EXERCISES
1. In the passage on Connie Hilton's early years, reproduce the stretch from "He received his" through "Mexico Military Institute.", replacing "grammar school" with "schoolhouse".
2. For each statement, decide whether the passage on Connie Hilton's early years supports it. Answer yes or no, and quote the words that settle it.
(a) Connie earned five dollars a month working in the family store.
(b) The Hilton family moved to Long Beach in 1907.
(c) Connie studied at St. Michael's College mainly because his mother made him attend.
3. Using the passage on Connie Hilton's early years, answer these questions:
(a) Which school did Connie dream of attending in his youth?
(b) What touched off the 1907 currency panic?
(c) How old was Connie when he and his father envisioned their hacienda as a stop for travelers?

EXCERPT TO READ
Connie remembered Gus Hilton as a “Viking of a man with energy to burn,” who considered seven o’clock in the morning the middle of the day. A jovial backslapper, Gus loved nothing more than to bargain with his customers when they claimed his prices were too high; it was from his type-A father that Connie learned the “art of the deal.”
The older Hilton instilled the values of working hard and making money in Connie, who earned five dollars a month during two summers laboring in the family store. Once, when he overslept, he heard the disappointment in his father’s booming voice. “Mary, I do not know what will become of Connie. I’m afraid he’ll never amount to anything. He’ll sleep his life away.”
Like many in the Hilton dynasty—all the way up through and including Paris—Connie would have limited schooling, bouncing from one institution of learning to another, though he dreamed in his youth of going to Dartmouth, a fantasy dashed by hard times. As he later acknowledged, “My so-called formal education was pretty informal.”
He received his basic reading, writing, and arithmetic in a one-room adobe grammar school. He attended some classes at the Goss Military Institute in Albuquerque but found the discipline too rigorous, and he was pleased when the school burned down, a fire he later claimed he “took no active hand in.” For a time he studied at the School of Mines at Socorro and at St. Michael’s College, run by strict Christian Brothers, in Santa Fe, mainly because his mother made him attend. For a time he was also a cadet at the New Mexico Military Institute.
THROUGH THE 1890S and early 1900s A. H. Hilton went through boom times, so much so that the money rolling in permitted the family to move in 1905 to sunny Long Beach, California, and rent a beautiful home a block from the ocean, while Gus Hilton stayed in San Antonio running the business. The Hiltons’ high life, however, was short-lived. Everything went bust in 1907 when there was a run on a New York bank, touching off a currency panic that spread across the land. The Hiltons were left holding the bag, their warehouses filled with merchandise that no one had the money to buy.
One of their salable assets, Connie quickly realized, was the rooms in their sprawling adobe home that had been added on over the years as each new Hilton arrived into the world. Connie, then twenty years old, and his father envisioned their hacienda as a stop on the road for traveling salesmen, miners, and railroad people who needed a comfortable bed and a warm meal.

INFORMATION SHOWN

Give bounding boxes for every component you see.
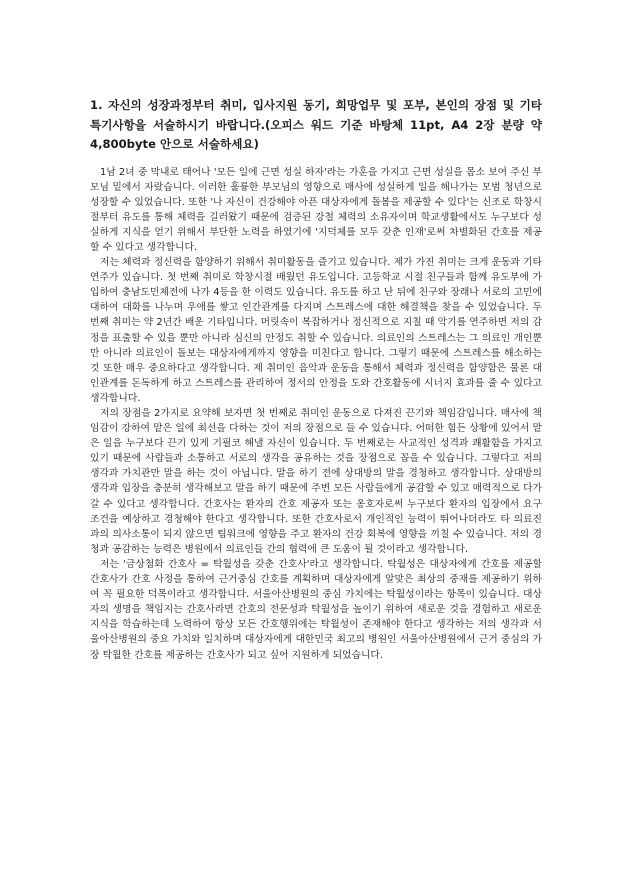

RESPONSES IN ORDER
1.
He received his basic reading, writing, and arithmetic in a one-room adobe schoolhouse. He attended some classes at the Goss Military Institute in Albuquerque but found the discipline too rigorous, and he was pleased when the school burned down, a fire he later claimed he “took no active hand in.” For a time he studied at the School of Mines at Socorro and at St. Michael’s College, run by strict Christian Brothers, in Santa Fe, mainly because his mother made him attend. For a time he was also a cadet at the New Mexico Military Institute.

2.
(a) Yes: "earned five dollars a month during two summers laboring in the family store"
(b) No: "permitted the family to move in 1905 to sunny Long Beach, California"
(c) Yes: "mainly because his mother made him attend"

3.
(a) Dartmouth
(b) A run on a New York bank
(c) Twenty